> **WHAT TO PRODUCE**
Write out only the lines from the line that holds "Convert this screenshot" to the end of the listing below, inclusive, with the pictures omitted.
+++
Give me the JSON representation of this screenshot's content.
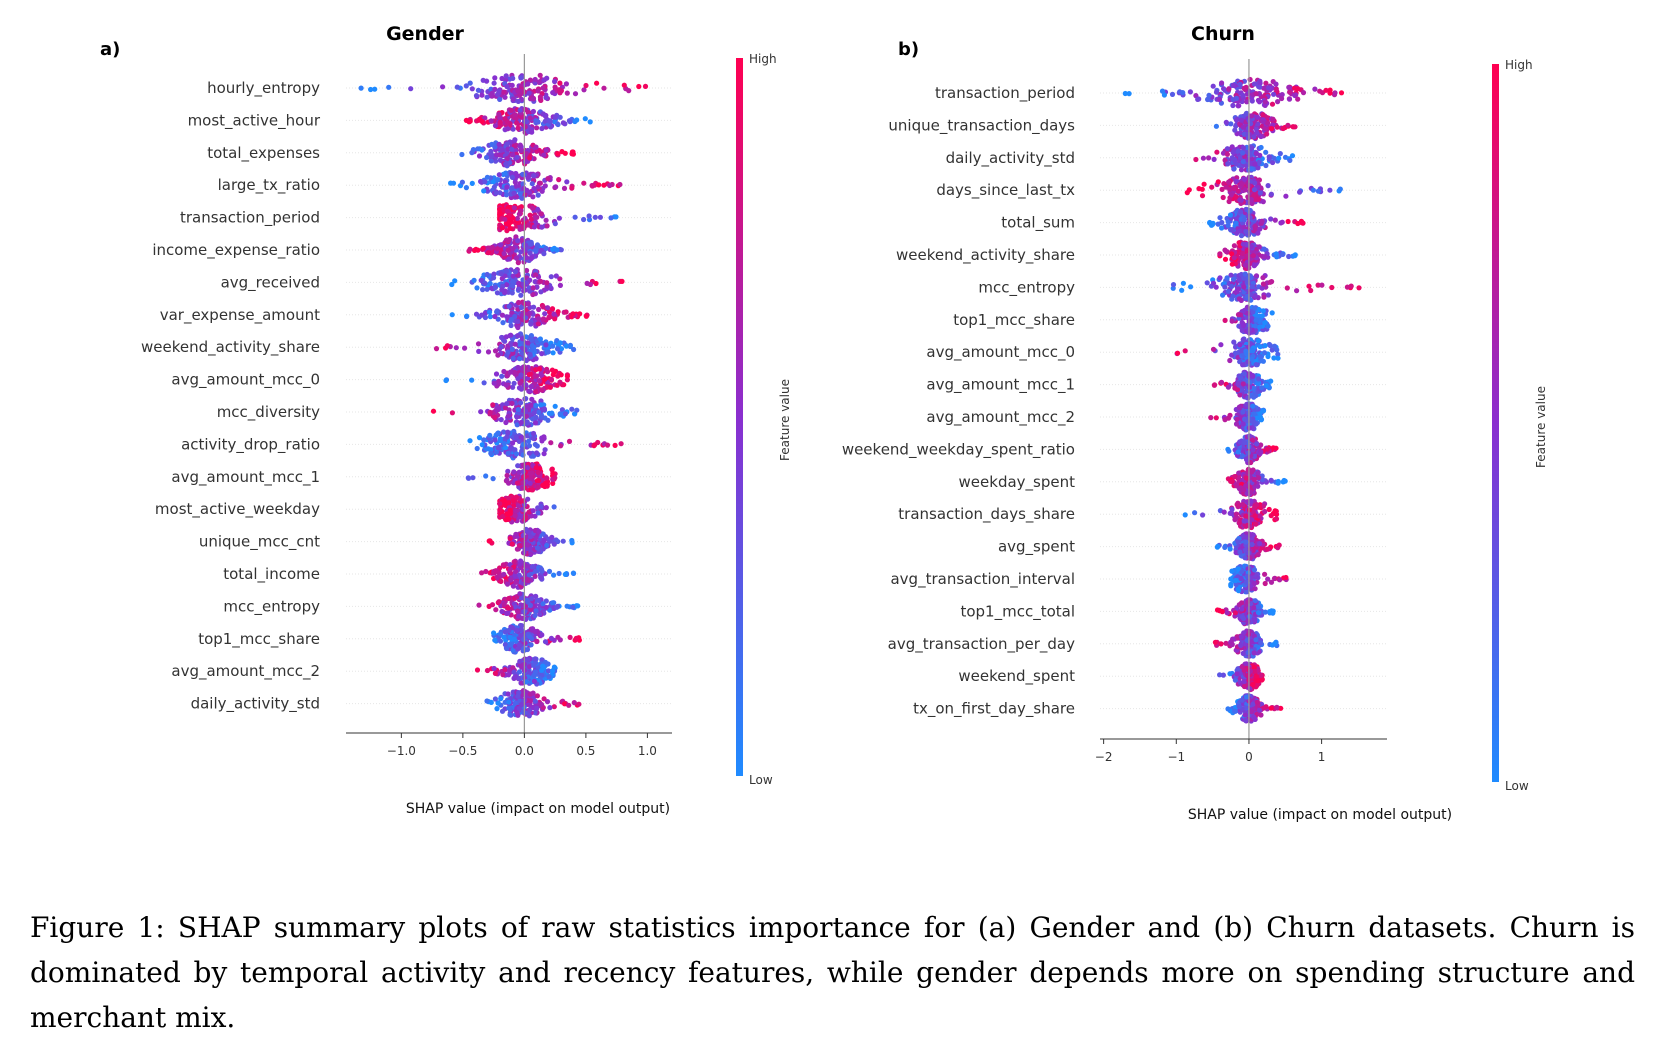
{
  "colors": {
    "low": "#1f8bff",
    "mid": "#8a2fcf",
    "high": "#ff0051",
    "grid": "#e6e6e6",
    "zero_line": "#999999"
  },
  "colorbar": {
    "high_label": "High",
    "low_label": "Low",
    "title": "Feature value"
  },
  "caption": "Figure 1: SHAP summary plots of raw statistics importance for (a) Gender and (b) Churn datasets. Churn is dominated by temporal activity and recency features, while gender depends more on spending structure and merchant mix.",
  "chart_data": [
    {
      "panel": "a)",
      "type": "scatter",
      "title": "Gender",
      "xlabel": "SHAP value (impact on model output)",
      "xlim": [
        -1.45,
        1.2
      ],
      "xticks": [
        -1.0,
        -0.5,
        0.0,
        0.5,
        1.0
      ],
      "xtick_labels": [
        "−1.0",
        "−0.5",
        "0.0",
        "0.5",
        "1.0"
      ],
      "features": [
        {
          "name": "hourly_entropy",
          "min": -1.35,
          "max": 1.1,
          "center": 0.0,
          "spread": 0.45,
          "low_side": "left"
        },
        {
          "name": "most_active_hour",
          "min": -0.5,
          "max": 0.6,
          "center": 0.0,
          "spread": 0.35,
          "low_side": "right"
        },
        {
          "name": "total_expenses",
          "min": -0.65,
          "max": 0.4,
          "center": -0.1,
          "spread": 0.3,
          "low_side": "left"
        },
        {
          "name": "large_tx_ratio",
          "min": -0.6,
          "max": 0.8,
          "center": -0.05,
          "spread": 0.35,
          "low_side": "left"
        },
        {
          "name": "transaction_period",
          "min": -0.2,
          "max": 0.8,
          "center": -0.08,
          "spread": 0.3,
          "low_side": "right"
        },
        {
          "name": "income_expense_ratio",
          "min": -0.45,
          "max": 0.35,
          "center": -0.05,
          "spread": 0.3,
          "low_side": "right"
        },
        {
          "name": "avg_received",
          "min": -0.6,
          "max": 0.8,
          "center": -0.05,
          "spread": 0.35,
          "low_side": "left"
        },
        {
          "name": "var_expense_amount",
          "min": -0.6,
          "max": 0.55,
          "center": 0.0,
          "spread": 0.3,
          "low_side": "left"
        },
        {
          "name": "weekend_activity_share",
          "min": -0.75,
          "max": 0.4,
          "center": 0.0,
          "spread": 0.28,
          "low_side": "right"
        },
        {
          "name": "avg_amount_mcc_0",
          "min": -0.65,
          "max": 0.35,
          "center": 0.05,
          "spread": 0.28,
          "low_side": "left"
        },
        {
          "name": "mcc_diversity",
          "min": -0.75,
          "max": 0.45,
          "center": 0.0,
          "spread": 0.28,
          "low_side": "right"
        },
        {
          "name": "activity_drop_ratio",
          "min": -0.45,
          "max": 0.85,
          "center": -0.08,
          "spread": 0.3,
          "low_side": "left"
        },
        {
          "name": "avg_amount_mcc_1",
          "min": -0.5,
          "max": 0.25,
          "center": 0.05,
          "spread": 0.2,
          "low_side": "left"
        },
        {
          "name": "most_active_weekday",
          "min": -0.2,
          "max": 0.4,
          "center": -0.08,
          "spread": 0.2,
          "low_side": "right"
        },
        {
          "name": "unique_mcc_cnt",
          "min": -0.3,
          "max": 0.4,
          "center": 0.05,
          "spread": 0.2,
          "low_side": "right"
        },
        {
          "name": "total_income",
          "min": -0.35,
          "max": 0.4,
          "center": -0.05,
          "spread": 0.22,
          "low_side": "right"
        },
        {
          "name": "mcc_entropy",
          "min": -0.45,
          "max": 0.45,
          "center": 0.0,
          "spread": 0.22,
          "low_side": "right"
        },
        {
          "name": "top1_mcc_share",
          "min": -0.25,
          "max": 0.45,
          "center": -0.05,
          "spread": 0.2,
          "low_side": "left"
        },
        {
          "name": "avg_amount_mcc_2",
          "min": -0.45,
          "max": 0.25,
          "center": 0.05,
          "spread": 0.2,
          "low_side": "right"
        },
        {
          "name": "daily_activity_std",
          "min": -0.35,
          "max": 0.5,
          "center": -0.03,
          "spread": 0.2,
          "low_side": "left"
        }
      ]
    },
    {
      "panel": "b)",
      "type": "scatter",
      "title": "Churn",
      "xlabel": "SHAP value (impact on model output)",
      "xlim": [
        -2.05,
        1.9
      ],
      "xticks": [
        -2,
        -1,
        0,
        1
      ],
      "xtick_labels": [
        "−2",
        "−1",
        "0",
        "1"
      ],
      "features": [
        {
          "name": "transaction_period",
          "min": -1.9,
          "max": 1.6,
          "center": 0.0,
          "spread": 0.8,
          "low_side": "left"
        },
        {
          "name": "unique_transaction_days",
          "min": -0.75,
          "max": 0.65,
          "center": 0.05,
          "spread": 0.3,
          "low_side": "left"
        },
        {
          "name": "daily_activity_std",
          "min": -1.05,
          "max": 0.6,
          "center": -0.05,
          "spread": 0.3,
          "low_side": "right"
        },
        {
          "name": "days_since_last_tx",
          "min": -0.85,
          "max": 1.4,
          "center": -0.05,
          "spread": 0.3,
          "low_side": "right"
        },
        {
          "name": "total_sum",
          "min": -0.55,
          "max": 0.75,
          "center": -0.05,
          "spread": 0.3,
          "low_side": "left"
        },
        {
          "name": "weekend_activity_share",
          "min": -0.4,
          "max": 0.65,
          "center": -0.05,
          "spread": 0.3,
          "low_side": "right"
        },
        {
          "name": "mcc_entropy",
          "min": -1.15,
          "max": 1.7,
          "center": -0.05,
          "spread": 0.4,
          "low_side": "left"
        },
        {
          "name": "top1_mcc_share",
          "min": -0.7,
          "max": 0.35,
          "center": 0.05,
          "spread": 0.22,
          "low_side": "right"
        },
        {
          "name": "avg_amount_mcc_0",
          "min": -1.15,
          "max": 0.4,
          "center": 0.0,
          "spread": 0.22,
          "low_side": "right"
        },
        {
          "name": "avg_amount_mcc_1",
          "min": -0.55,
          "max": 0.3,
          "center": 0.0,
          "spread": 0.2,
          "low_side": "right"
        },
        {
          "name": "avg_amount_mcc_2",
          "min": -0.55,
          "max": 0.2,
          "center": 0.0,
          "spread": 0.18,
          "low_side": "right"
        },
        {
          "name": "weekend_weekday_spent_ratio",
          "min": -0.35,
          "max": 0.4,
          "center": 0.0,
          "spread": 0.2,
          "low_side": "left"
        },
        {
          "name": "weekday_spent",
          "min": -0.3,
          "max": 0.5,
          "center": 0.0,
          "spread": 0.2,
          "low_side": "right"
        },
        {
          "name": "transaction_days_share",
          "min": -0.95,
          "max": 0.4,
          "center": 0.0,
          "spread": 0.22,
          "low_side": "left"
        },
        {
          "name": "avg_spent",
          "min": -0.45,
          "max": 0.45,
          "center": 0.0,
          "spread": 0.2,
          "low_side": "left"
        },
        {
          "name": "avg_transaction_interval",
          "min": -0.25,
          "max": 0.6,
          "center": -0.05,
          "spread": 0.2,
          "low_side": "left"
        },
        {
          "name": "top1_mcc_total",
          "min": -0.45,
          "max": 0.35,
          "center": 0.0,
          "spread": 0.18,
          "low_side": "right"
        },
        {
          "name": "avg_transaction_per_day",
          "min": -0.5,
          "max": 0.4,
          "center": 0.0,
          "spread": 0.2,
          "low_side": "right"
        },
        {
          "name": "weekend_spent",
          "min": -0.45,
          "max": 0.25,
          "center": 0.0,
          "spread": 0.18,
          "low_side": "left"
        },
        {
          "name": "tx_on_first_day_share",
          "min": -0.3,
          "max": 0.45,
          "center": 0.0,
          "spread": 0.18,
          "low_side": "left"
        }
      ]
    }
  ]
}
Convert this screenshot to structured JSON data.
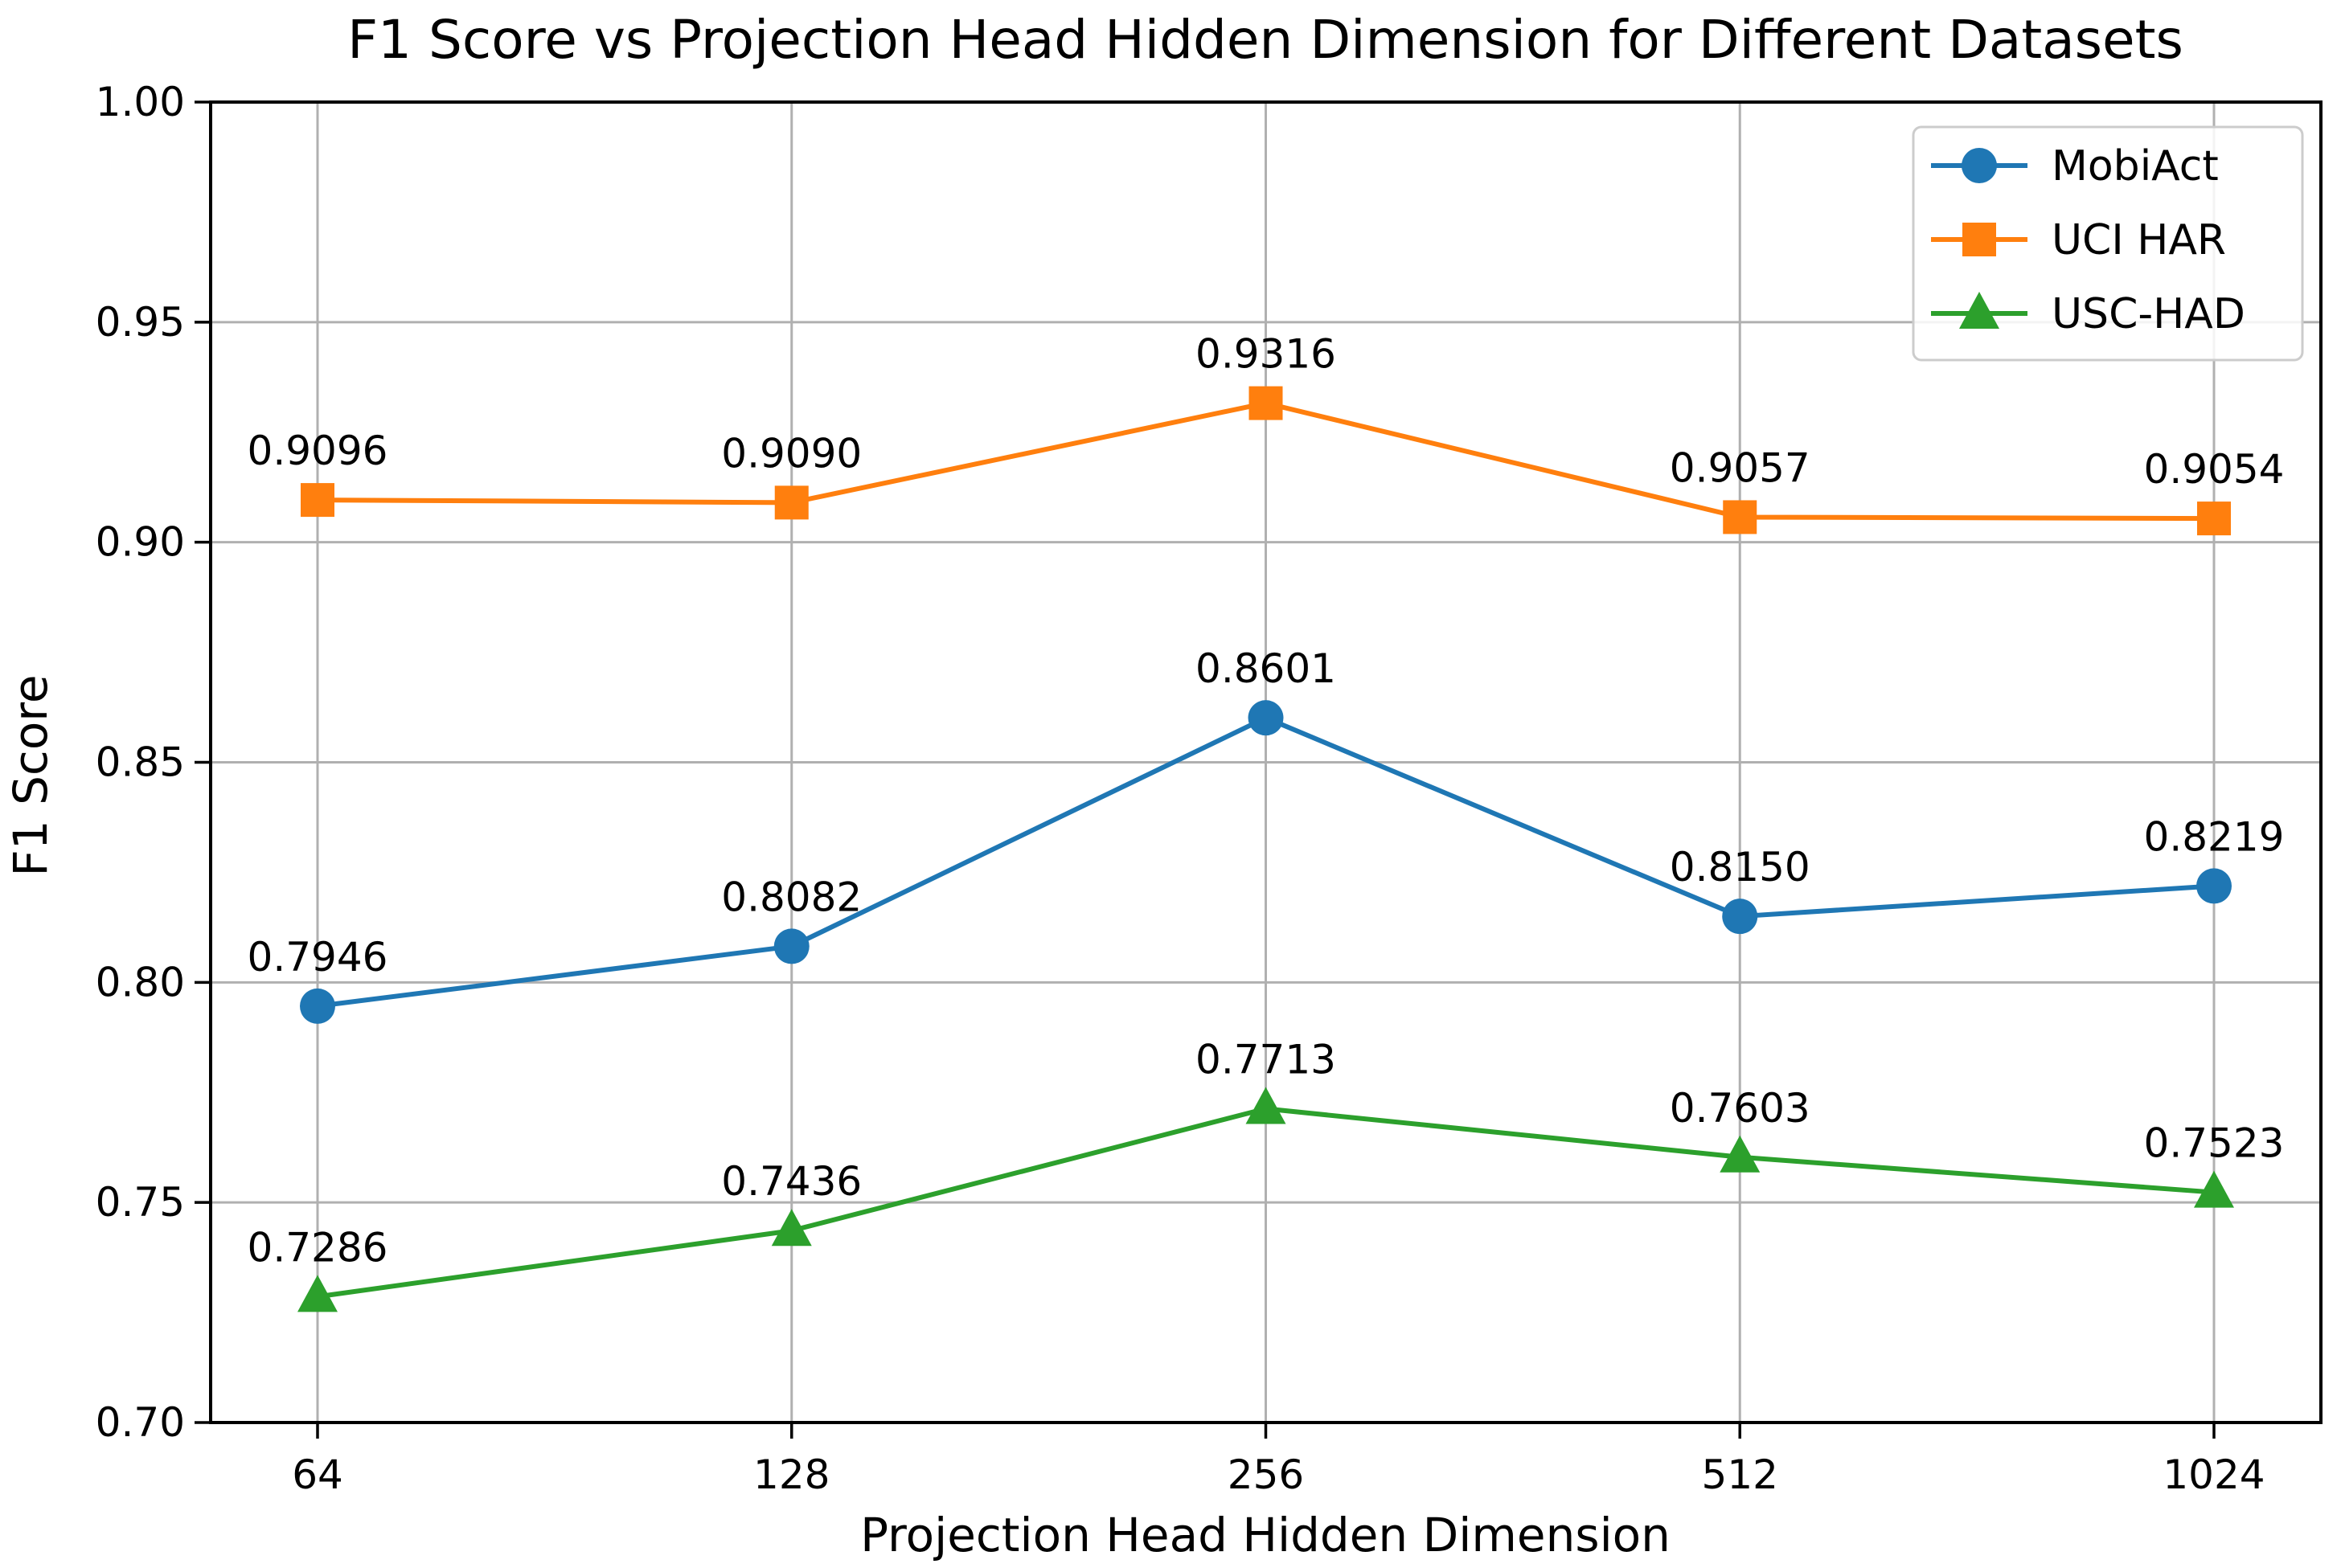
{
  "chart_data": {
    "type": "line",
    "title": "F1 Score vs Projection Head Hidden Dimension for Different Datasets",
    "xlabel": "Projection Head Hidden Dimension",
    "ylabel": "F1 Score",
    "categories": [
      "64",
      "128",
      "256",
      "512",
      "1024"
    ],
    "y_ticks": [
      "0.70",
      "0.75",
      "0.80",
      "0.85",
      "0.90",
      "0.95",
      "1.00"
    ],
    "ylim": [
      0.7,
      1.0
    ],
    "grid": true,
    "legend_position": "upper right",
    "colors": {
      "mobiact": "#1f77b4",
      "uci_har": "#ff7f0e",
      "usc_had": "#2ca02c",
      "grid": "#b0b0b0",
      "spine": "#000000",
      "legend_border": "#cccccc"
    },
    "series": [
      {
        "name": "MobiAct",
        "marker": "circle",
        "color": "#1f77b4",
        "values": [
          0.7946,
          0.8082,
          0.8601,
          0.815,
          0.8219
        ],
        "labels": [
          "0.7946",
          "0.8082",
          "0.8601",
          "0.8150",
          "0.8219"
        ]
      },
      {
        "name": "UCI HAR",
        "marker": "square",
        "color": "#ff7f0e",
        "values": [
          0.9096,
          0.909,
          0.9316,
          0.9057,
          0.9054
        ],
        "labels": [
          "0.9096",
          "0.9090",
          "0.9316",
          "0.9057",
          "0.9054"
        ]
      },
      {
        "name": "USC-HAD",
        "marker": "triangle",
        "color": "#2ca02c",
        "values": [
          0.7286,
          0.7436,
          0.7713,
          0.7603,
          0.7523
        ],
        "labels": [
          "0.7286",
          "0.7436",
          "0.7713",
          "0.7603",
          "0.7523"
        ]
      }
    ]
  }
}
+++
> **THE REPLY**
Convert this screenshot to structured JSON data.
{
  "chart_data": {
    "type": "line",
    "title": "F1 Score vs Projection Head Hidden Dimension for Different Datasets",
    "xlabel": "Projection Head Hidden Dimension",
    "ylabel": "F1 Score",
    "categories": [
      "64",
      "128",
      "256",
      "512",
      "1024"
    ],
    "y_ticks": [
      "0.70",
      "0.75",
      "0.80",
      "0.85",
      "0.90",
      "0.95",
      "1.00"
    ],
    "ylim": [
      0.7,
      1.0
    ],
    "grid": true,
    "legend_position": "upper right",
    "colors": {
      "mobiact": "#1f77b4",
      "uci_har": "#ff7f0e",
      "usc_had": "#2ca02c",
      "grid": "#b0b0b0",
      "spine": "#000000",
      "legend_border": "#cccccc"
    },
    "series": [
      {
        "name": "MobiAct",
        "marker": "circle",
        "color": "#1f77b4",
        "values": [
          0.7946,
          0.8082,
          0.8601,
          0.815,
          0.8219
        ],
        "labels": [
          "0.7946",
          "0.8082",
          "0.8601",
          "0.8150",
          "0.8219"
        ]
      },
      {
        "name": "UCI HAR",
        "marker": "square",
        "color": "#ff7f0e",
        "values": [
          0.9096,
          0.909,
          0.9316,
          0.9057,
          0.9054
        ],
        "labels": [
          "0.9096",
          "0.9090",
          "0.9316",
          "0.9057",
          "0.9054"
        ]
      },
      {
        "name": "USC-HAD",
        "marker": "triangle",
        "color": "#2ca02c",
        "values": [
          0.7286,
          0.7436,
          0.7713,
          0.7603,
          0.7523
        ],
        "labels": [
          "0.7286",
          "0.7436",
          "0.7713",
          "0.7603",
          "0.7523"
        ]
      }
    ]
  }
}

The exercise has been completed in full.